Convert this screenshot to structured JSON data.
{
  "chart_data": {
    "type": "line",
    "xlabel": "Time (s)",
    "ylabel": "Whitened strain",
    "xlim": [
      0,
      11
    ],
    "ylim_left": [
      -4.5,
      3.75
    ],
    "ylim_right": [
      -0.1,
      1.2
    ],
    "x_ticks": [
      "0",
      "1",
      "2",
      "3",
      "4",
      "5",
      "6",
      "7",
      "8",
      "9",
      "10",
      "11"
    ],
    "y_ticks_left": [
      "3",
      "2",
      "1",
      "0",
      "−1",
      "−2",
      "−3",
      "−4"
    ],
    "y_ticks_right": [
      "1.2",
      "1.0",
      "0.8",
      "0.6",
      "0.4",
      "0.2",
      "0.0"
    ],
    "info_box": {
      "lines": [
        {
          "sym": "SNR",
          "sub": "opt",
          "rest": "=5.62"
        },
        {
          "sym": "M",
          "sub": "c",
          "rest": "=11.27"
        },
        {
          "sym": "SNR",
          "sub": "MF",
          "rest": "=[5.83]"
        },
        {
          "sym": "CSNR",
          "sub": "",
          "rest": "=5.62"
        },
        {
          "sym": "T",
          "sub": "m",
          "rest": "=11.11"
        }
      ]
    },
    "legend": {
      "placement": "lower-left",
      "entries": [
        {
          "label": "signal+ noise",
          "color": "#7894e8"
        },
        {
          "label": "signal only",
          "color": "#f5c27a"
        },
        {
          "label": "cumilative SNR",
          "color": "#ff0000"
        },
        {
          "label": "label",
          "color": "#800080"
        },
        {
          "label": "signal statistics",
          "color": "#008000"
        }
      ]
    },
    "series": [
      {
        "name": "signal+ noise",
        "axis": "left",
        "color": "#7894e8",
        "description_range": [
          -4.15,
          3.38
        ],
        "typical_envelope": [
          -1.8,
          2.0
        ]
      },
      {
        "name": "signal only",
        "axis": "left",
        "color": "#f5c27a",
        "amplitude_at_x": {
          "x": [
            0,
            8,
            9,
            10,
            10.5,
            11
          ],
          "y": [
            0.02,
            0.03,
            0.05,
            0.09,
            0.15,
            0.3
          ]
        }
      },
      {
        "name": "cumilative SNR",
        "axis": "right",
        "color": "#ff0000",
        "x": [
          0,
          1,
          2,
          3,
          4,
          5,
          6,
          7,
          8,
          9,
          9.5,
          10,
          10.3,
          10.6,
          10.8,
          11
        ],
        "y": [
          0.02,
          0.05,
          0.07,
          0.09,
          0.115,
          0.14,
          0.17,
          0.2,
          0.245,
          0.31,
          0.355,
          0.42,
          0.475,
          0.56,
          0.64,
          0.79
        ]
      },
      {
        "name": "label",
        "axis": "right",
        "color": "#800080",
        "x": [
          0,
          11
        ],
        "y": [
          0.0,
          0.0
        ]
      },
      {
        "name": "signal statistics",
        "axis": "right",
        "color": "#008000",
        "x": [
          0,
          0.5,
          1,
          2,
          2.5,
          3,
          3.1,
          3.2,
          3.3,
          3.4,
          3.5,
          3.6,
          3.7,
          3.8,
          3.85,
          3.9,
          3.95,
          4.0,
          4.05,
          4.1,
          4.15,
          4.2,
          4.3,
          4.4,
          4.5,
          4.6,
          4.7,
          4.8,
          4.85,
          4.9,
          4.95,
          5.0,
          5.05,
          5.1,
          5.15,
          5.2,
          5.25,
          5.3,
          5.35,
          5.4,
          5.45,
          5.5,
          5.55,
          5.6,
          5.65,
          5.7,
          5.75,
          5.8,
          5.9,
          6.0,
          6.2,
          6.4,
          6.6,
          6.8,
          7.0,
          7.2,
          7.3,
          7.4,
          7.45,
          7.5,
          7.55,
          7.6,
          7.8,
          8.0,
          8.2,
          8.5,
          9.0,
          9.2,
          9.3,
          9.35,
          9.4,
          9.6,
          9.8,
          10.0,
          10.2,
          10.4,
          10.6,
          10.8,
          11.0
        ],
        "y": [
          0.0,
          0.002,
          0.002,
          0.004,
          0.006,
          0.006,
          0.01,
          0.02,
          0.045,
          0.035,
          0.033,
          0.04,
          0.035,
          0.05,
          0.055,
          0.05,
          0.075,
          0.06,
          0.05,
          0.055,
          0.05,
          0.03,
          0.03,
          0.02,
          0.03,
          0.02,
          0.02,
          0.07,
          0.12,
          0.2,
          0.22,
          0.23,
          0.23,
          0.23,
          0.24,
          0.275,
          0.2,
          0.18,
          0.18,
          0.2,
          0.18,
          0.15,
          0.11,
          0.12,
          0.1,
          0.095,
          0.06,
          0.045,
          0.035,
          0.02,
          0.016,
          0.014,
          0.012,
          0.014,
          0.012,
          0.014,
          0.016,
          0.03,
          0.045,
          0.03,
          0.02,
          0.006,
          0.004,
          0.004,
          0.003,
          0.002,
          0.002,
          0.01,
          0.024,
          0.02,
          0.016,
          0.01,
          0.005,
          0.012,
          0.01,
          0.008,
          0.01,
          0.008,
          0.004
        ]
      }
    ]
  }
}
***
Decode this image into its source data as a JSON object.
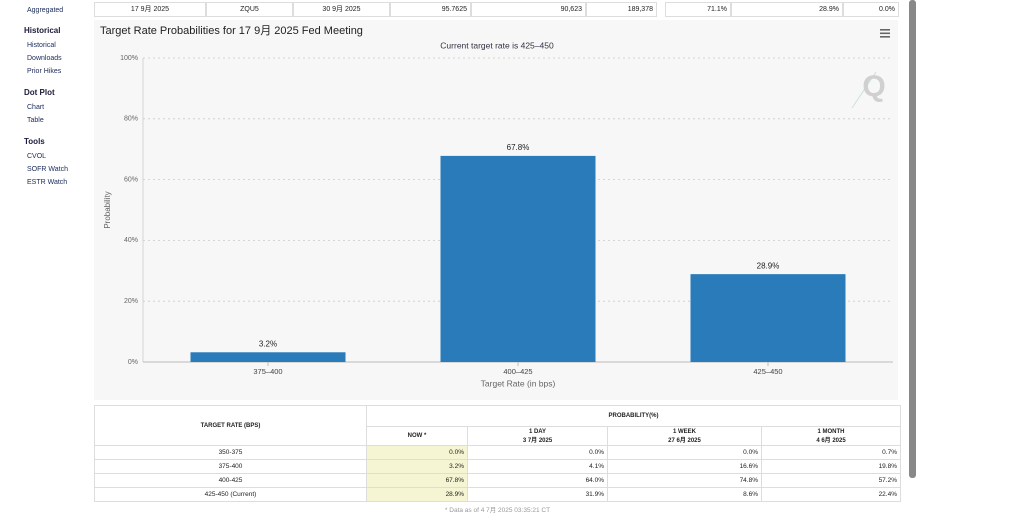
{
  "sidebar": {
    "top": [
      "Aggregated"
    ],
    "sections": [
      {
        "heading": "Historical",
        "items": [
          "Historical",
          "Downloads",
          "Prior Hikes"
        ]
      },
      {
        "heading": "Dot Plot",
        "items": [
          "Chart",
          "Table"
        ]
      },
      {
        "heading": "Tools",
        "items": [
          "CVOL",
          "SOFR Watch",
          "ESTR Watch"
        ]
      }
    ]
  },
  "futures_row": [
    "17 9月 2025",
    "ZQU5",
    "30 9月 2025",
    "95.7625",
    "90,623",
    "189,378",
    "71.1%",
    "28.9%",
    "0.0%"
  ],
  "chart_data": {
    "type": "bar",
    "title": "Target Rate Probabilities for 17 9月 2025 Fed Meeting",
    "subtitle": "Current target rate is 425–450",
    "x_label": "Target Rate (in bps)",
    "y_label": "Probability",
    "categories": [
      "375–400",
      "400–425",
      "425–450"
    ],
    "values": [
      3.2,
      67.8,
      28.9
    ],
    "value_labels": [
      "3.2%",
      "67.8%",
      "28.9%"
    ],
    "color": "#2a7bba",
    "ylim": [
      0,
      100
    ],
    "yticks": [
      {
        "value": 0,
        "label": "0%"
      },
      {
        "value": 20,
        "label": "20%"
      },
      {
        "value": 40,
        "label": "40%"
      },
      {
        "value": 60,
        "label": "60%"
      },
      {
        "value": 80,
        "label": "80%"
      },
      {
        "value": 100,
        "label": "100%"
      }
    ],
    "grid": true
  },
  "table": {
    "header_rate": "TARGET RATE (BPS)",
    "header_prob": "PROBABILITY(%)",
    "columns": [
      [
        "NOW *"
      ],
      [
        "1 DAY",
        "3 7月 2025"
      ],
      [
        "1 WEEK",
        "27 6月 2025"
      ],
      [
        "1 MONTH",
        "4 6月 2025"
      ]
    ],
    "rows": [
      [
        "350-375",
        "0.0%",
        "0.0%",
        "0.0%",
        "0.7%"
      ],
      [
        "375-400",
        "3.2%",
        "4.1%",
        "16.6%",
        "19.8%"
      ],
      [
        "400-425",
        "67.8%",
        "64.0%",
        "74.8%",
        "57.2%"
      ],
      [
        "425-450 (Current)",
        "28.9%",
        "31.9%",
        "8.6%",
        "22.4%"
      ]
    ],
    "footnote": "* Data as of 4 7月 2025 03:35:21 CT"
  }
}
***
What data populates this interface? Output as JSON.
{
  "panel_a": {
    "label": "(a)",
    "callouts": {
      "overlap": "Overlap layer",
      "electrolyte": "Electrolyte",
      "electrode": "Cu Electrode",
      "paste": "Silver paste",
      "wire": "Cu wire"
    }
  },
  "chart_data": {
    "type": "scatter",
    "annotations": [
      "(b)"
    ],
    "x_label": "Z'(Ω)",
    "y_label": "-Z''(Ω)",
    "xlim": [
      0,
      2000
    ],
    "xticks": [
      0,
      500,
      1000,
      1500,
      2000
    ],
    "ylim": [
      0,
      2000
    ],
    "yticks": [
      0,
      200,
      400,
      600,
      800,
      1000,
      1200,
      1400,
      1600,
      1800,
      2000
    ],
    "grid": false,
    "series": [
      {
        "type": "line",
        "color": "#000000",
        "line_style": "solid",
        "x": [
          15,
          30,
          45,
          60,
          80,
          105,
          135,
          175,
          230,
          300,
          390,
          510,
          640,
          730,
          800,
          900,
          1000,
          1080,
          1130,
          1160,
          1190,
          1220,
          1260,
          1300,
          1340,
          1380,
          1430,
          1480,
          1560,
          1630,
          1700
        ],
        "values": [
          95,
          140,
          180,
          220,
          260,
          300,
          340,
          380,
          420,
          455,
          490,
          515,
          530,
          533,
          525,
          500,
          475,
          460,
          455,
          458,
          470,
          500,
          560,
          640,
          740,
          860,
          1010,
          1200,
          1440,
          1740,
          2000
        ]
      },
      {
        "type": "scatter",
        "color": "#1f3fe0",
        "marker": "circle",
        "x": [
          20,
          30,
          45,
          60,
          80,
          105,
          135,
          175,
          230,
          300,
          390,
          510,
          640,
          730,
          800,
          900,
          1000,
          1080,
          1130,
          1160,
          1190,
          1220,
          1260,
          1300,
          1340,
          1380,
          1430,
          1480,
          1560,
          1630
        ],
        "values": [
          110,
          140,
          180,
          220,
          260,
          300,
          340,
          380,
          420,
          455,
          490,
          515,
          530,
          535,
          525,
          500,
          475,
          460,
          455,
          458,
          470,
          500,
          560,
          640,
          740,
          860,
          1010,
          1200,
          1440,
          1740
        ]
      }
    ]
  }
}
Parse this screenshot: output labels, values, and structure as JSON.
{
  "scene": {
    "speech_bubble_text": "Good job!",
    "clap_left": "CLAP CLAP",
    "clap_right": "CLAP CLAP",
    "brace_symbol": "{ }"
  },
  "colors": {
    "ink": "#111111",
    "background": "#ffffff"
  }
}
***
Working from the entries above, return all lines that contain "rest".

          "rest": "=5.62"
          "rest": "=11.27"
          "rest": "=[5.83]"
          "rest": "=5.62"
          "rest": "=11.11"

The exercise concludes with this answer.